→ Exercise:
Search the records for the word "rings" and report each line that has it.

→ Dataset:
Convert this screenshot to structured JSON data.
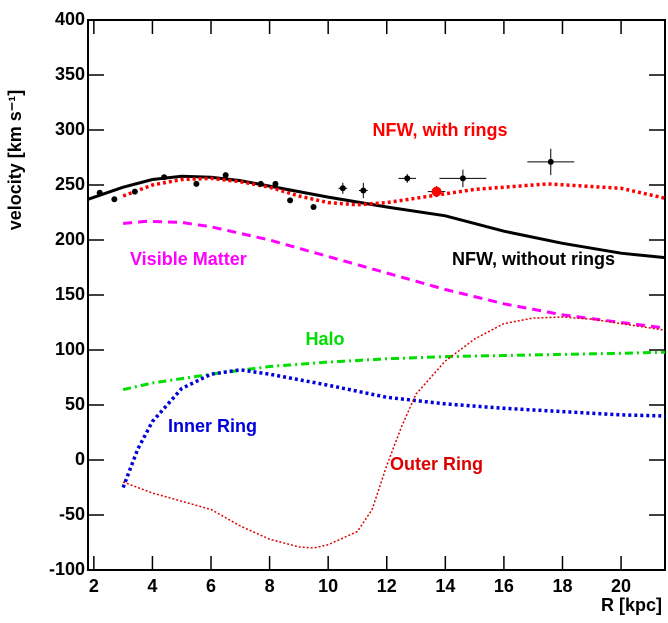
{
  "chart_data": {
    "type": "line",
    "x_label": "R [kpc]",
    "y_label": "velocity [km s⁻¹]",
    "xlim": [
      1.8,
      21.5
    ],
    "xticks": [
      2,
      4,
      6,
      8,
      10,
      12,
      14,
      16,
      18,
      20
    ],
    "ylim": [
      -100,
      400
    ],
    "yticks": [
      -100,
      -50,
      0,
      50,
      100,
      150,
      200,
      250,
      300,
      350,
      400
    ],
    "series": [
      {
        "name": "NFW, without rings",
        "color": "#000000",
        "dash": "solid",
        "x": [
          1.8,
          3,
          4,
          5,
          6,
          7,
          8,
          10,
          12,
          14,
          16,
          18,
          20,
          21.5
        ],
        "values": [
          237,
          248,
          255,
          258,
          257,
          254,
          249,
          239,
          230,
          222,
          208,
          197,
          188,
          184
        ]
      },
      {
        "name": "NFW, with rings",
        "color": "#ff0000",
        "dash": "dotted-thick",
        "x": [
          3,
          4,
          5,
          6,
          7,
          8,
          9,
          10,
          11,
          12,
          13,
          15,
          17.5,
          20,
          21.5
        ],
        "values": [
          240,
          250,
          255,
          256,
          253,
          248,
          240,
          234,
          232,
          234,
          238,
          246,
          251,
          247,
          238
        ]
      },
      {
        "name": "Visible Matter",
        "color": "#ff00ff",
        "dash": "dashed",
        "x": [
          3,
          3.8,
          5,
          6,
          8,
          10,
          12,
          14,
          16,
          18,
          20,
          21.5
        ],
        "values": [
          215,
          217,
          216,
          212,
          200,
          185,
          170,
          155,
          142,
          132,
          125,
          120
        ]
      },
      {
        "name": "Halo",
        "color": "#00dd00",
        "dash": "dashdot",
        "x": [
          3,
          4,
          6,
          8,
          10,
          12,
          14,
          16,
          18,
          20,
          21.5
        ],
        "values": [
          64,
          70,
          78,
          85,
          89,
          92,
          94,
          95,
          96,
          97,
          98
        ]
      },
      {
        "name": "Inner Ring",
        "color": "#0000dd",
        "dash": "dotted-thick",
        "x": [
          3,
          3.5,
          4,
          5,
          6,
          7,
          8,
          10,
          12,
          14,
          16,
          18,
          20,
          21.5
        ],
        "values": [
          -25,
          10,
          35,
          65,
          78,
          82,
          78,
          68,
          57,
          51,
          47,
          44,
          41,
          40
        ]
      },
      {
        "name": "Outer Ring",
        "color": "#dd0000",
        "dash": "dotted-thin",
        "x": [
          3,
          4,
          6,
          7,
          8,
          9,
          9.5,
          10,
          11,
          11.5,
          12,
          12.5,
          13,
          14,
          15,
          16,
          17,
          18,
          19,
          20,
          21.5
        ],
        "values": [
          -20,
          -30,
          -45,
          -60,
          -72,
          -79,
          -80,
          -77,
          -65,
          -45,
          -5,
          30,
          60,
          90,
          110,
          124,
          129,
          130,
          128,
          124,
          118
        ]
      },
      {
        "type": "scatter",
        "color": "#000000",
        "x": [
          2.2,
          2.7,
          3.4,
          4.4,
          5.5,
          6.5,
          7.7,
          8.2,
          8.7,
          9.5,
          10.5,
          11.2,
          12.7,
          14.6,
          17.6
        ],
        "values": [
          243,
          237,
          244,
          257,
          251,
          259,
          251,
          251,
          236,
          230,
          247,
          245,
          256,
          256,
          271
        ],
        "xerr": [
          null,
          null,
          null,
          null,
          null,
          null,
          null,
          null,
          null,
          null,
          0.15,
          0.15,
          0.3,
          0.8,
          0.8
        ],
        "yerr": [
          null,
          null,
          null,
          null,
          null,
          null,
          null,
          null,
          null,
          null,
          5,
          7,
          4,
          8,
          12
        ]
      },
      {
        "type": "scatter",
        "color": "#ff0000",
        "x": [
          13.7
        ],
        "values": [
          244
        ],
        "xerr": [
          0.3
        ],
        "yerr": [
          5
        ]
      }
    ]
  }
}
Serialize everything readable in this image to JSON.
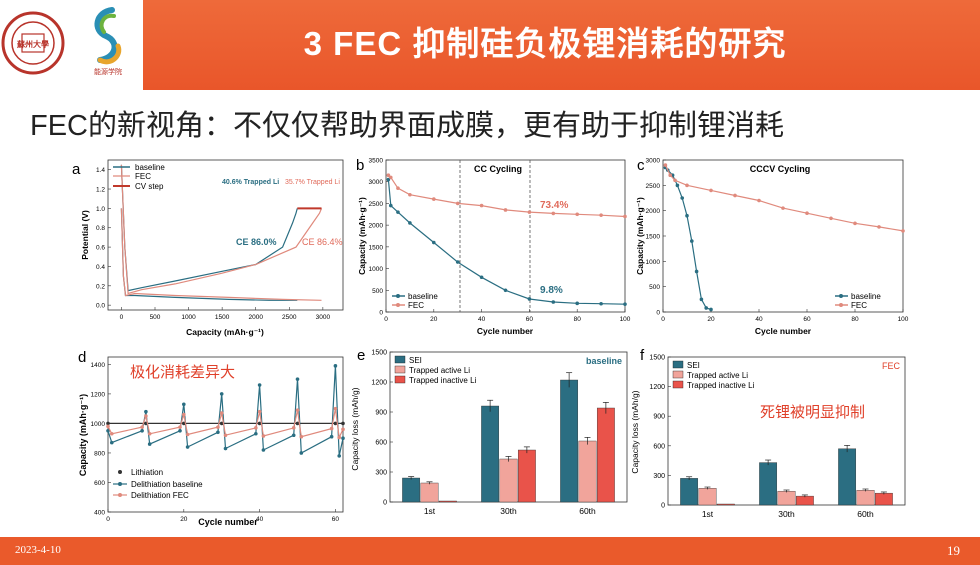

→ Solution to this exercise:
        "name": "NFW, without rings",
        "name": "NFW, with rings",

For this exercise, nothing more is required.